## EXERCISE DIRECTIONS
Wherever a line holds the word "this", copy that line out.

-- START GIVEN RECORDS --

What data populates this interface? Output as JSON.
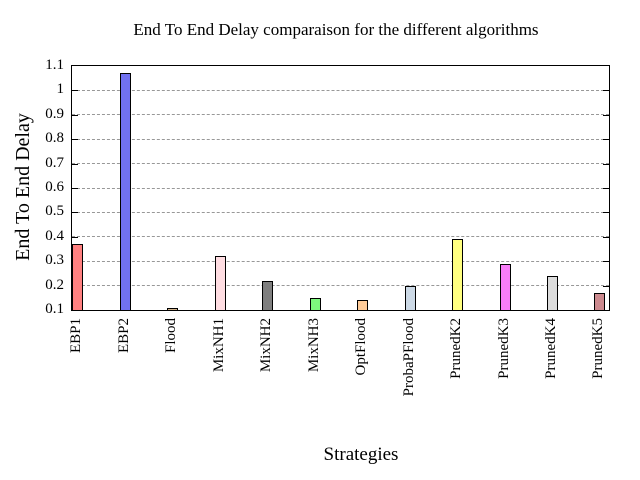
{
  "chart_data": {
    "type": "bar",
    "title": "End To End Delay comparaison for the different algorithms",
    "xlabel": "Strategies",
    "ylabel": "End To End Delay",
    "ylim": [
      0.1,
      1.1
    ],
    "yticks": [
      0.1,
      0.2,
      0.3,
      0.4,
      0.5,
      0.6,
      0.7,
      0.8,
      0.9,
      1.0,
      1.1
    ],
    "ytick_labels": [
      "0.1",
      "0.2",
      "0.3",
      "0.4",
      "0.5",
      "0.6",
      "0.7",
      "0.8",
      "0.9",
      "1",
      "1.1"
    ],
    "categories": [
      "EBP1",
      "EBP2",
      "Flood",
      "MixNH1",
      "MixNH2",
      "MixNH3",
      "OptFlood",
      "ProbaPFlood",
      "PrunedK2",
      "PrunedK3",
      "PrunedK4",
      "PrunedK5"
    ],
    "values": [
      0.37,
      1.07,
      0.11,
      0.32,
      0.22,
      0.15,
      0.14,
      0.2,
      0.39,
      0.29,
      0.24,
      0.17
    ],
    "bar_colors": [
      "#ff8080",
      "#7171f0",
      "#d2b48c",
      "#ffdde2",
      "#7f7f7f",
      "#7df87d",
      "#ffcc99",
      "#ccd9e6",
      "#ffff80",
      "#f87df8",
      "#dcdcdc",
      "#cc8a8f"
    ],
    "bar_border_color": "#000000",
    "grid": "horizontal-dashed",
    "grid_color": "#989898",
    "legend": "none",
    "background_color": "#ffffff"
  }
}
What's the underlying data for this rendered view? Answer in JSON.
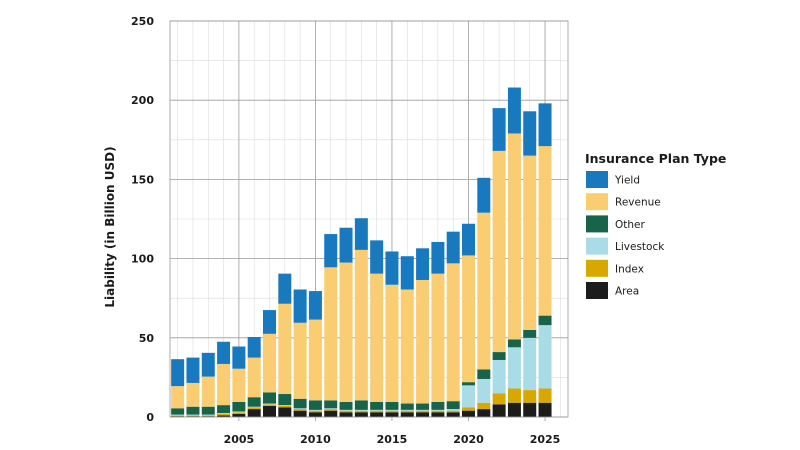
{
  "chart_data": {
    "type": "bar",
    "stacked": true,
    "title": "",
    "xlabel": "",
    "ylabel": "Liability (in Billion USD)",
    "ylim": [
      0,
      250
    ],
    "xlim": [
      2000.5,
      2026.5
    ],
    "yticks": [
      0,
      50,
      100,
      150,
      200,
      250
    ],
    "xticks": [
      2005,
      2010,
      2015,
      2020,
      2025
    ],
    "grid": true,
    "legend_title": "Insurance Plan Type",
    "legend_position": "right",
    "x": [
      2001,
      2002,
      2003,
      2004,
      2005,
      2006,
      2007,
      2008,
      2009,
      2010,
      2011,
      2012,
      2013,
      2014,
      2015,
      2016,
      2017,
      2018,
      2019,
      2020,
      2021,
      2022,
      2023,
      2024,
      2025
    ],
    "series": [
      {
        "name": "Area",
        "color": "#1c1c1c",
        "values": [
          0.5,
          0.5,
          0.5,
          1,
          2,
          5,
          7,
          6,
          4,
          3,
          4,
          3,
          3,
          3,
          3,
          3,
          3,
          3,
          3,
          4,
          5,
          8,
          9,
          9,
          9
        ]
      },
      {
        "name": "Index",
        "color": "#d9a800",
        "values": [
          0.5,
          0.5,
          0.5,
          1,
          1,
          1,
          1,
          1,
          1,
          1,
          1,
          1,
          1,
          1,
          1,
          1,
          1,
          1,
          1,
          2,
          4,
          7,
          9,
          8,
          9
        ]
      },
      {
        "name": "Livestock",
        "color": "#a9dce6",
        "values": [
          0.5,
          0.5,
          0.5,
          0.5,
          0.5,
          0.5,
          0.5,
          0.5,
          0.5,
          0.5,
          0.5,
          0.5,
          0.5,
          0.5,
          0.5,
          0.5,
          0.5,
          0.5,
          1,
          14,
          15,
          21,
          26,
          33,
          40
        ]
      },
      {
        "name": "Other",
        "color": "#17644a",
        "values": [
          4,
          5,
          5,
          5,
          6,
          6,
          7,
          7,
          6,
          6,
          5,
          5,
          6,
          5,
          5,
          4,
          4,
          5,
          5,
          2,
          6,
          5,
          5,
          5,
          6
        ]
      },
      {
        "name": "Revenue",
        "color": "#fbcd72",
        "values": [
          14,
          15,
          19,
          26,
          21,
          25,
          37,
          57,
          48,
          51,
          84,
          88,
          95,
          81,
          74,
          72,
          78,
          81,
          87,
          80,
          99,
          127,
          130,
          110,
          107
        ]
      },
      {
        "name": "Yield",
        "color": "#1879bf",
        "values": [
          17,
          16,
          15,
          14,
          14,
          13,
          15,
          19,
          21,
          18,
          21,
          22,
          20,
          21,
          21,
          21,
          20,
          20,
          20,
          20,
          22,
          27,
          29,
          28,
          27
        ]
      }
    ]
  }
}
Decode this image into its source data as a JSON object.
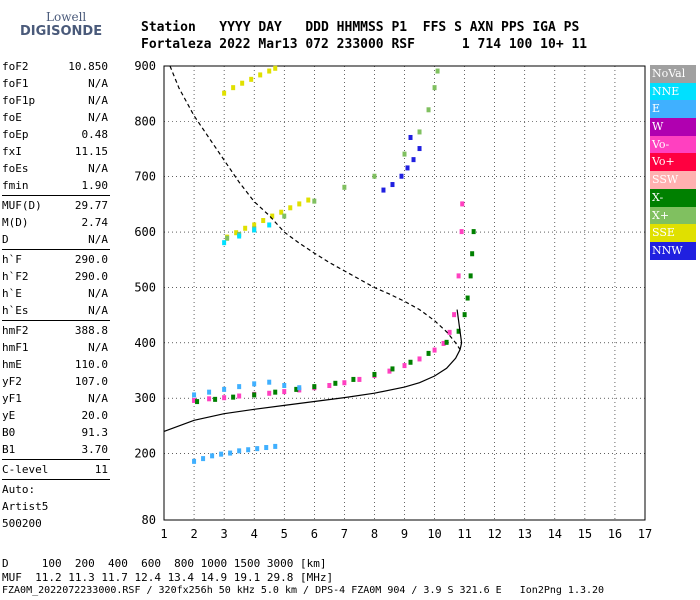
{
  "logo": {
    "line1": "Lowell",
    "line2": "DIGISONDE"
  },
  "header": {
    "row1": "Station   YYYY DAY   DDD HHMMSS P1  FFS S AXN PPS IGA PS",
    "row2": "Fortaleza 2022 Mar13 072 233000 RSF      1 714 100 10+ 11"
  },
  "params": {
    "group1": [
      {
        "k": "foF2",
        "v": "10.850"
      },
      {
        "k": "foF1",
        "v": "N/A"
      },
      {
        "k": "foF1p",
        "v": "N/A"
      },
      {
        "k": "foE",
        "v": "N/A"
      },
      {
        "k": "foEp",
        "v": "0.48"
      },
      {
        "k": "fxI",
        "v": "11.15"
      },
      {
        "k": "foEs",
        "v": "N/A"
      },
      {
        "k": "fmin",
        "v": "1.90"
      }
    ],
    "group2": [
      {
        "k": "MUF(D)",
        "v": "29.77"
      },
      {
        "k": "M(D)",
        "v": "2.74"
      },
      {
        "k": "D",
        "v": "N/A"
      }
    ],
    "group3": [
      {
        "k": "h`F",
        "v": "290.0"
      },
      {
        "k": "h`F2",
        "v": "290.0"
      },
      {
        "k": "h`E",
        "v": "N/A"
      },
      {
        "k": "h`Es",
        "v": "N/A"
      }
    ],
    "group4": [
      {
        "k": "hmF2",
        "v": "388.8"
      },
      {
        "k": "hmF1",
        "v": "N/A"
      },
      {
        "k": "hmE",
        "v": "110.0"
      },
      {
        "k": "yF2",
        "v": "107.0"
      },
      {
        "k": "yF1",
        "v": "N/A"
      },
      {
        "k": "yE",
        "v": "20.0"
      },
      {
        "k": "B0",
        "v": "91.3"
      },
      {
        "k": "B1",
        "v": "3.70"
      }
    ],
    "group5": [
      {
        "k": "C-level",
        "v": "11"
      }
    ],
    "auto": [
      "Auto:",
      "Artist5",
      "500200"
    ]
  },
  "legend": [
    {
      "label": "NoVal",
      "color": "#a0a0a0"
    },
    {
      "label": "NNE",
      "color": "#00e0ff"
    },
    {
      "label": "E",
      "color": "#40b0ff"
    },
    {
      "label": "W",
      "color": "#b000b0"
    },
    {
      "label": "Vo-",
      "color": "#ff40c0"
    },
    {
      "label": "Vo+",
      "color": "#ff0040"
    },
    {
      "label": "SSW",
      "color": "#ffb0b0"
    },
    {
      "label": "X-",
      "color": "#008000"
    },
    {
      "label": "X+",
      "color": "#80c060"
    },
    {
      "label": "SSE",
      "color": "#e0e000"
    },
    {
      "label": "NNW",
      "color": "#2020e0"
    }
  ],
  "footer": {
    "line1": "D     100  200  400  600  800 1000 1500 3000 [km]",
    "line2": "MUF  11.2 11.3 11.7 12.4 13.4 14.9 19.1 29.8 [MHz]",
    "line3": "FZA0M_2022072233000.RSF / 320fx256h 50 kHz 5.0 km / DPS-4 FZA0M 904 / 3.9 S 321.6 E   Ion2Png 1.3.20"
  },
  "chart_data": {
    "type": "scatter",
    "title": "",
    "xlabel": "",
    "ylabel": "",
    "xlim": [
      1,
      17
    ],
    "ylim": [
      80,
      900
    ],
    "x_ticks": [
      1,
      2,
      3,
      4,
      5,
      6,
      7,
      8,
      9,
      10,
      11,
      12,
      13,
      14,
      15,
      16,
      17
    ],
    "y_ticks": [
      80,
      200,
      300,
      400,
      500,
      600,
      700,
      800,
      900
    ],
    "grid": true,
    "series": [
      {
        "name": "Vo-",
        "color": "#ff40c0",
        "points": [
          [
            2.0,
            295
          ],
          [
            2.5,
            298
          ],
          [
            3.0,
            300
          ],
          [
            3.5,
            303
          ],
          [
            4.0,
            306
          ],
          [
            4.5,
            308
          ],
          [
            5.0,
            311
          ],
          [
            5.5,
            314
          ],
          [
            6.0,
            318
          ],
          [
            6.5,
            322
          ],
          [
            7.0,
            327
          ],
          [
            7.5,
            333
          ],
          [
            8.0,
            340
          ],
          [
            8.5,
            348
          ],
          [
            9.0,
            358
          ],
          [
            9.5,
            370
          ],
          [
            10.0,
            386
          ],
          [
            10.3,
            398
          ],
          [
            10.5,
            418
          ],
          [
            10.65,
            450
          ],
          [
            10.8,
            520
          ],
          [
            10.9,
            600
          ],
          [
            10.92,
            650
          ]
        ]
      },
      {
        "name": "X-",
        "color": "#008000",
        "points": [
          [
            2.1,
            293
          ],
          [
            2.7,
            297
          ],
          [
            3.3,
            301
          ],
          [
            4.0,
            305
          ],
          [
            4.7,
            310
          ],
          [
            5.4,
            315
          ],
          [
            6.0,
            320
          ],
          [
            6.7,
            326
          ],
          [
            7.3,
            333
          ],
          [
            8.0,
            342
          ],
          [
            8.6,
            352
          ],
          [
            9.2,
            364
          ],
          [
            9.8,
            380
          ],
          [
            10.4,
            400
          ],
          [
            10.8,
            420
          ],
          [
            11.0,
            450
          ],
          [
            11.1,
            480
          ],
          [
            11.2,
            520
          ],
          [
            11.25,
            560
          ],
          [
            11.3,
            600
          ]
        ]
      },
      {
        "name": "E",
        "color": "#40b0ff",
        "points": [
          [
            2.0,
            185
          ],
          [
            2.3,
            190
          ],
          [
            2.6,
            195
          ],
          [
            2.9,
            198
          ],
          [
            3.2,
            200
          ],
          [
            3.5,
            204
          ],
          [
            3.8,
            206
          ],
          [
            4.1,
            208
          ],
          [
            4.4,
            210
          ],
          [
            4.7,
            212
          ],
          [
            2.0,
            305
          ],
          [
            2.5,
            310
          ],
          [
            3.0,
            315
          ],
          [
            3.5,
            320
          ],
          [
            4.0,
            325
          ],
          [
            4.5,
            328
          ],
          [
            5.0,
            322
          ],
          [
            5.5,
            318
          ]
        ]
      },
      {
        "name": "SSE",
        "color": "#e0e000",
        "points": [
          [
            3.1,
            590
          ],
          [
            3.4,
            598
          ],
          [
            3.7,
            606
          ],
          [
            4.0,
            612
          ],
          [
            4.3,
            620
          ],
          [
            4.6,
            628
          ],
          [
            4.9,
            635
          ],
          [
            5.2,
            643
          ],
          [
            5.5,
            650
          ],
          [
            5.8,
            657
          ],
          [
            3.0,
            850
          ],
          [
            3.3,
            860
          ],
          [
            3.6,
            868
          ],
          [
            3.9,
            875
          ],
          [
            4.2,
            883
          ],
          [
            4.5,
            890
          ],
          [
            4.7,
            895
          ]
        ]
      },
      {
        "name": "NNW",
        "color": "#2020e0",
        "points": [
          [
            8.3,
            675
          ],
          [
            8.6,
            685
          ],
          [
            8.9,
            700
          ],
          [
            9.1,
            715
          ],
          [
            9.3,
            730
          ],
          [
            9.5,
            750
          ],
          [
            9.2,
            770
          ]
        ]
      },
      {
        "name": "X+",
        "color": "#80c060",
        "points": [
          [
            3.1,
            588
          ],
          [
            3.5,
            595
          ],
          [
            4.0,
            605
          ],
          [
            5.0,
            628
          ],
          [
            6.0,
            655
          ],
          [
            7.0,
            680
          ],
          [
            8.0,
            700
          ],
          [
            9.0,
            740
          ],
          [
            9.5,
            780
          ],
          [
            9.8,
            820
          ],
          [
            10.0,
            860
          ],
          [
            10.1,
            890
          ]
        ]
      },
      {
        "name": "NNE",
        "color": "#00e0ff",
        "points": [
          [
            3.0,
            580
          ],
          [
            3.5,
            592
          ],
          [
            4.0,
            603
          ],
          [
            4.5,
            612
          ]
        ]
      }
    ],
    "profile_solid": [
      [
        1.0,
        240
      ],
      [
        2.0,
        260
      ],
      [
        3.0,
        272
      ],
      [
        4.0,
        280
      ],
      [
        5.0,
        287
      ],
      [
        6.0,
        294
      ],
      [
        7.0,
        301
      ],
      [
        8.0,
        309
      ],
      [
        9.0,
        320
      ],
      [
        9.5,
        328
      ],
      [
        10.0,
        340
      ],
      [
        10.4,
        354
      ],
      [
        10.7,
        372
      ],
      [
        10.85,
        388
      ],
      [
        10.9,
        400
      ],
      [
        10.85,
        420
      ],
      [
        10.8,
        440
      ],
      [
        10.75,
        460
      ]
    ],
    "profile_dashed": [
      [
        1.2,
        900
      ],
      [
        1.5,
        860
      ],
      [
        2.0,
        810
      ],
      [
        2.5,
        770
      ],
      [
        3.0,
        730
      ],
      [
        3.5,
        690
      ],
      [
        4.0,
        655
      ],
      [
        4.5,
        630
      ],
      [
        5.0,
        600
      ],
      [
        5.5,
        580
      ],
      [
        6.0,
        562
      ],
      [
        6.5,
        545
      ],
      [
        7.0,
        530
      ],
      [
        7.5,
        515
      ],
      [
        8.0,
        500
      ],
      [
        8.5,
        488
      ],
      [
        9.0,
        475
      ],
      [
        9.5,
        460
      ],
      [
        10.0,
        440
      ],
      [
        10.4,
        420
      ],
      [
        10.7,
        400
      ],
      [
        10.85,
        388
      ]
    ]
  }
}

-- END GIVEN RECORDS --

## WORKED ANSWER
What data populates this interface? Output as JSON.
What's the underlying data for this rendered view? Answer in JSON.
Decode this image into its source data as a JSON object.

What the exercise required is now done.